Dataset listings of figures:
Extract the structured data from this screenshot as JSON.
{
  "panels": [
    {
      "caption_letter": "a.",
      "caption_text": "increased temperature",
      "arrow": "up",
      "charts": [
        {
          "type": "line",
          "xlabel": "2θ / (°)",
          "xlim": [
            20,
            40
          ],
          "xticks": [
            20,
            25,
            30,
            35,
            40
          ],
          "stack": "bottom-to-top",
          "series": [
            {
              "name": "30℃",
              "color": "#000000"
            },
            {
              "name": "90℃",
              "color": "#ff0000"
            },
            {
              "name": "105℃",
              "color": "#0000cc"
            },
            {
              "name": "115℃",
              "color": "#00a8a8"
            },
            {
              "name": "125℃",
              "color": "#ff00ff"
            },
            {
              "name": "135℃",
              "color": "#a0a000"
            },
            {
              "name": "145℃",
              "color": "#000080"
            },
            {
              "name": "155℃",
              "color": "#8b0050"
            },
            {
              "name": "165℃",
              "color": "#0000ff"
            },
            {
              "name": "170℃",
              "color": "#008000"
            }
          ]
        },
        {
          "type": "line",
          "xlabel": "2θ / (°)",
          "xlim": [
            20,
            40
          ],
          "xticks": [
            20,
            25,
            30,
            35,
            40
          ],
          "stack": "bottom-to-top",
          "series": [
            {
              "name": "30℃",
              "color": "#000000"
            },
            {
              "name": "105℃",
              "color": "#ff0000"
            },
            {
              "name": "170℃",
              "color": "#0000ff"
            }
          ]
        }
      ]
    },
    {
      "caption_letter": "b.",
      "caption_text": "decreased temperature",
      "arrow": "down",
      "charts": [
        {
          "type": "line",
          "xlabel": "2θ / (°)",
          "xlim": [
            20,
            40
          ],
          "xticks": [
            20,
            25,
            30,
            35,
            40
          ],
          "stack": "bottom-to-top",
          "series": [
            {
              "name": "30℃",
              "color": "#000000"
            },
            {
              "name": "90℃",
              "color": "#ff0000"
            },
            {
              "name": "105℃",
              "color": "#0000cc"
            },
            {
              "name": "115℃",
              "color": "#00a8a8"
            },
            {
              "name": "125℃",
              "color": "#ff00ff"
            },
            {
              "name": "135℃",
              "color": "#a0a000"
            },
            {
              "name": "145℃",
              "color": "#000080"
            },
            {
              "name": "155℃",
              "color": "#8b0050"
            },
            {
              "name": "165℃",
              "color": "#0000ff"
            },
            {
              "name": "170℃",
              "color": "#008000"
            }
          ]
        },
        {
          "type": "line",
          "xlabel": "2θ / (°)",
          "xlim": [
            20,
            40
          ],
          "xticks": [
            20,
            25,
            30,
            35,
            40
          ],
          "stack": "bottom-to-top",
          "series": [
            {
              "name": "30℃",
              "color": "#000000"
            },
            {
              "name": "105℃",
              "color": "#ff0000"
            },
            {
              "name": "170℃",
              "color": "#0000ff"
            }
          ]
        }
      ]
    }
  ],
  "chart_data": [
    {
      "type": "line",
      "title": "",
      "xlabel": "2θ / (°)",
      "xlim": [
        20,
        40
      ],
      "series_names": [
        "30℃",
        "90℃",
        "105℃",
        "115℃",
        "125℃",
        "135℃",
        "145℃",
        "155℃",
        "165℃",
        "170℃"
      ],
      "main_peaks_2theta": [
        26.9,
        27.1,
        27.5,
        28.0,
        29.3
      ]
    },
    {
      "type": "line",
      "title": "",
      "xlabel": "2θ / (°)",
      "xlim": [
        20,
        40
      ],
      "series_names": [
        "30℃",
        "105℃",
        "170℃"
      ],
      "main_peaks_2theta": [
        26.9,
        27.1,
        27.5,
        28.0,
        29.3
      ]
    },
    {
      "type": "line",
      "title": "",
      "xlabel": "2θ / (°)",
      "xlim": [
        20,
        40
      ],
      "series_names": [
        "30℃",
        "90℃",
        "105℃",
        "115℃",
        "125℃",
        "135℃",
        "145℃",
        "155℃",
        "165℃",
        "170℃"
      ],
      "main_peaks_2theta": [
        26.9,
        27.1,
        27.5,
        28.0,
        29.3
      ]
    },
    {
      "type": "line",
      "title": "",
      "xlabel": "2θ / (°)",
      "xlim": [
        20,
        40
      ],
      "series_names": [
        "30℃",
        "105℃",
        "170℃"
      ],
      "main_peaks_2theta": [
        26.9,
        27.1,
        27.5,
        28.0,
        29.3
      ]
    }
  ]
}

--

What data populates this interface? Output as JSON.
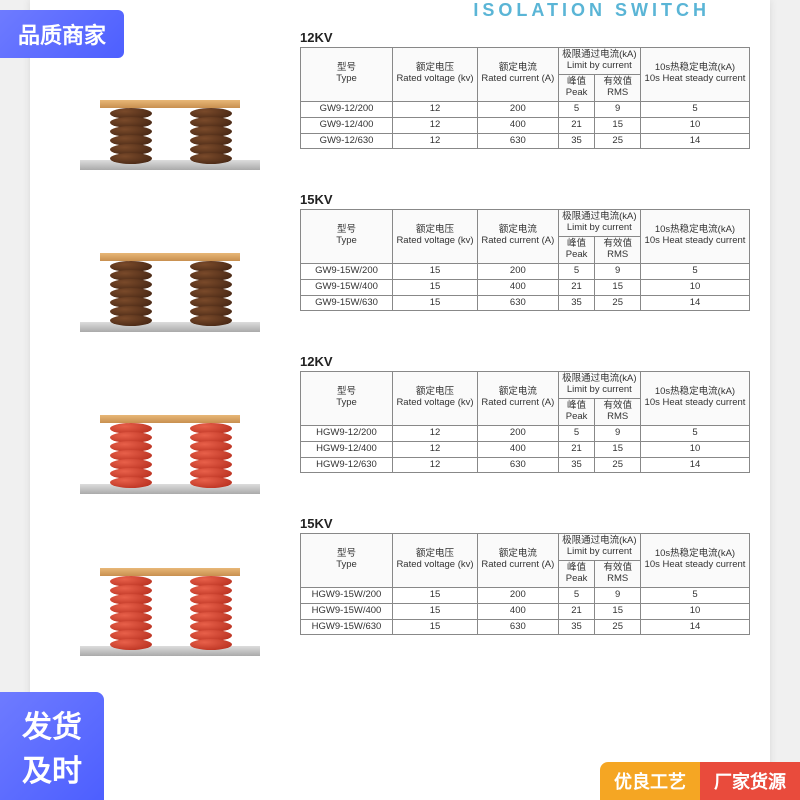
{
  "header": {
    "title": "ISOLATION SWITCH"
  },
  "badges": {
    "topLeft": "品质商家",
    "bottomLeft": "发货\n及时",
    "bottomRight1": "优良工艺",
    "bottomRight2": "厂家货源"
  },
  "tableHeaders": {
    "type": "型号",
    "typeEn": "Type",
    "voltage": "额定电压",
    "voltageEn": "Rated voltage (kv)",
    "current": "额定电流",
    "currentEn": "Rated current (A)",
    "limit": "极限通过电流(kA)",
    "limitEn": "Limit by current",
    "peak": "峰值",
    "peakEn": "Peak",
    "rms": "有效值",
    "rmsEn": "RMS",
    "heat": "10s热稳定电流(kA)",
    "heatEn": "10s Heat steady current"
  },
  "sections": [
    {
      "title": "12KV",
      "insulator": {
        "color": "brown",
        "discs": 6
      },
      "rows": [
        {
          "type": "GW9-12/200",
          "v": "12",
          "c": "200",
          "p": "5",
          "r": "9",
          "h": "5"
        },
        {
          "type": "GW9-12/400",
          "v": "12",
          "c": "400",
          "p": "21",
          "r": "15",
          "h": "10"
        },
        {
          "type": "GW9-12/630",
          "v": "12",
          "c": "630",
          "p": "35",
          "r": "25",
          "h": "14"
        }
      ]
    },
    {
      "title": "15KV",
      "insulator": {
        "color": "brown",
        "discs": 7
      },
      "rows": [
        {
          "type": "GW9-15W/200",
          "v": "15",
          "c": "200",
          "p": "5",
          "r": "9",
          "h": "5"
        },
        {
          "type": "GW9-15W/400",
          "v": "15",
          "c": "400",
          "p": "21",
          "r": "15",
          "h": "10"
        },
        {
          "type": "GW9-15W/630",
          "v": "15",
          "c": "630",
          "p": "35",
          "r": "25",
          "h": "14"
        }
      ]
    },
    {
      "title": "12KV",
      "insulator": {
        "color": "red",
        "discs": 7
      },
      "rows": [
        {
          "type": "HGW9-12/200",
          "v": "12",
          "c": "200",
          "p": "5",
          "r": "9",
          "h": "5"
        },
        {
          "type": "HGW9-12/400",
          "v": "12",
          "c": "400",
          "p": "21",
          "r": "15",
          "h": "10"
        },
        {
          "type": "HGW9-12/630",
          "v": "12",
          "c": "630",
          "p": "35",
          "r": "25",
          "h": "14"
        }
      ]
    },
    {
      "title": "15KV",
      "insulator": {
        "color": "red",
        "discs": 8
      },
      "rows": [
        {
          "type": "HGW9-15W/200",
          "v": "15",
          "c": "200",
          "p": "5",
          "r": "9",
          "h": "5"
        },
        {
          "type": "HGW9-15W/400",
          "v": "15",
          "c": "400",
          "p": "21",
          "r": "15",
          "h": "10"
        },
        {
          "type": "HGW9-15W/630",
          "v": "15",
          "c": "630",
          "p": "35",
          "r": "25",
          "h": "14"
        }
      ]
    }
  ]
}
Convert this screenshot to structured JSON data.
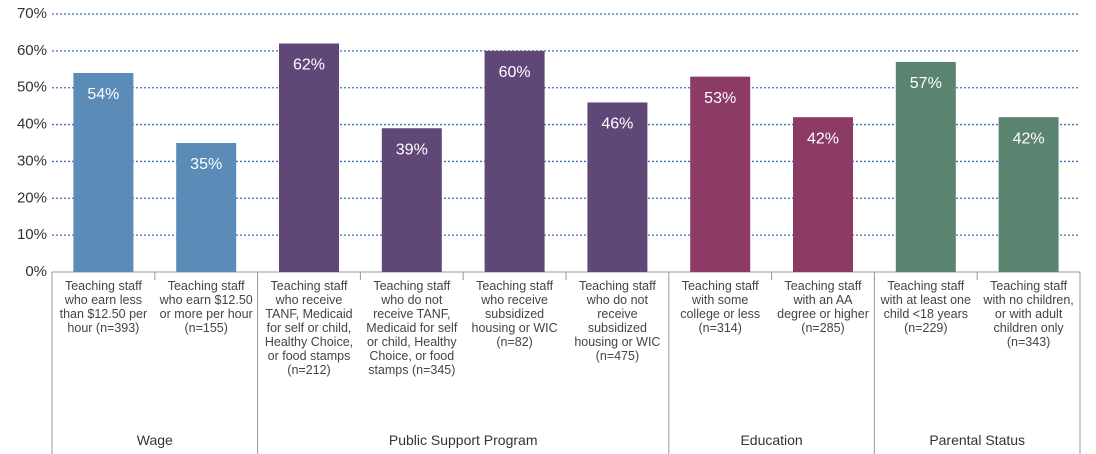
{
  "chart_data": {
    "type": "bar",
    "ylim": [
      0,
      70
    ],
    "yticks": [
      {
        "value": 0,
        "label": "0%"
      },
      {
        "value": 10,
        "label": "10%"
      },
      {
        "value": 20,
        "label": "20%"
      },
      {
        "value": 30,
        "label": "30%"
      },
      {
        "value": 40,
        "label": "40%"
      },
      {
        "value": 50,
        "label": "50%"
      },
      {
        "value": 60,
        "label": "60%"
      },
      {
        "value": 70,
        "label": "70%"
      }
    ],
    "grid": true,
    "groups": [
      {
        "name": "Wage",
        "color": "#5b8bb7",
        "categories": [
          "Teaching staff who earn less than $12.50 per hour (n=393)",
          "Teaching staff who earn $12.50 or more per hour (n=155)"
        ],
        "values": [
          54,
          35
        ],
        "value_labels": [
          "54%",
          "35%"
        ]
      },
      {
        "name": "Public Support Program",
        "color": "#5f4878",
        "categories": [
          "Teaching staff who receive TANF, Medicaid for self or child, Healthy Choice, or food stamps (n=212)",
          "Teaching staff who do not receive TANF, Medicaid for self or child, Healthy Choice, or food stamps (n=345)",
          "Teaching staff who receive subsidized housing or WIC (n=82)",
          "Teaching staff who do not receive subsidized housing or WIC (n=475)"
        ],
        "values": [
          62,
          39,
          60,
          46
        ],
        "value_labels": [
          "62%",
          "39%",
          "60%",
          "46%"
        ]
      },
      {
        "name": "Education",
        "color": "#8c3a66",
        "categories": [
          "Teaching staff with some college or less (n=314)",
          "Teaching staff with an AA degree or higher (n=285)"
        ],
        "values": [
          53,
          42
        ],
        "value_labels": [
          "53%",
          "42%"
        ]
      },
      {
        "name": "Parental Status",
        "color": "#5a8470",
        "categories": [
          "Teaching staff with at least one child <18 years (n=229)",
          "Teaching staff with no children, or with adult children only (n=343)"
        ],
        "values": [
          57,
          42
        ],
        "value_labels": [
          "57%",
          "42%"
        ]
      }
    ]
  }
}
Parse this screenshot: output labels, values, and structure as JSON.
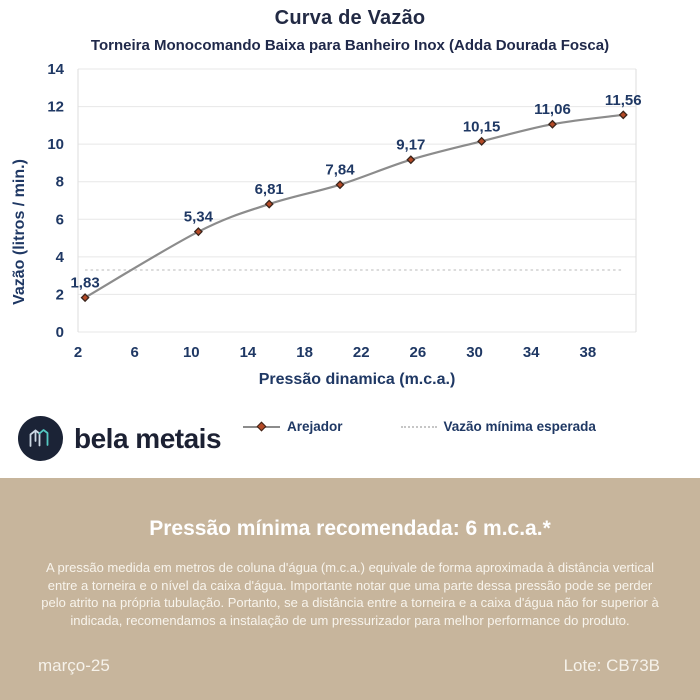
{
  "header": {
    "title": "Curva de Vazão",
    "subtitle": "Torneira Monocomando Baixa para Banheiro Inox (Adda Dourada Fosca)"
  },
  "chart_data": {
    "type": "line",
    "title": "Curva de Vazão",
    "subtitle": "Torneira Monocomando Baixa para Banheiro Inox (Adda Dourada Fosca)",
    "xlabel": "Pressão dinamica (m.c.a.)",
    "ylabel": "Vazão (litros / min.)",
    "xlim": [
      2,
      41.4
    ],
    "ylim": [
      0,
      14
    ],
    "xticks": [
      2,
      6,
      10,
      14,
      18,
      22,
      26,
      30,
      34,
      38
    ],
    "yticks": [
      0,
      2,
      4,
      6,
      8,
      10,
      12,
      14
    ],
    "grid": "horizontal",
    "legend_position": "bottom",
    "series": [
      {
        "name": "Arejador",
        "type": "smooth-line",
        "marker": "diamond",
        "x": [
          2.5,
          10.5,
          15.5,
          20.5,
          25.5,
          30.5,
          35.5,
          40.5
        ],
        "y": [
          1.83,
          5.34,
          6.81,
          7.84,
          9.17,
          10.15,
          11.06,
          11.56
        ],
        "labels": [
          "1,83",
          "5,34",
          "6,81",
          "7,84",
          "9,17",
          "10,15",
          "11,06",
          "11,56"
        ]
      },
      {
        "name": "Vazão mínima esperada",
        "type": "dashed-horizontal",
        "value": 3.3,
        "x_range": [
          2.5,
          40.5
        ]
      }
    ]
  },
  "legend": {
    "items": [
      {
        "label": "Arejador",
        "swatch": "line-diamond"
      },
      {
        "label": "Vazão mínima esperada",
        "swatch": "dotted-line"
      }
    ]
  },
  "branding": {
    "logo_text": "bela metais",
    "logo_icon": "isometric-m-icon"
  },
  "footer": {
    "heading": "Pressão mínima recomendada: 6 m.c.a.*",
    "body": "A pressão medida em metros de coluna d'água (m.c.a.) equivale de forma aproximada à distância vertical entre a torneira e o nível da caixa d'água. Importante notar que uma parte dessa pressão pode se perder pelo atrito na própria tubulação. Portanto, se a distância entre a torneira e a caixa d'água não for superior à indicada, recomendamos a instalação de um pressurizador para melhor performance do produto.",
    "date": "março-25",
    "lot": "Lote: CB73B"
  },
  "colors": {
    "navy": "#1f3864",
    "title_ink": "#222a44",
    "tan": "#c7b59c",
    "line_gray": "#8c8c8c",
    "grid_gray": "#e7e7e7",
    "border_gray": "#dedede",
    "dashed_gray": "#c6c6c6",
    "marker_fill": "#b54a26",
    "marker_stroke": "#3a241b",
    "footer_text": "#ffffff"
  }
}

WHAT TO PRODUCE:
Using the listing above, return all lines where the word "esperada" occurs.

EXERCISE SOLUTION:
        "name": "Vazão mínima esperada",
        "label": "Vazão mínima esperada",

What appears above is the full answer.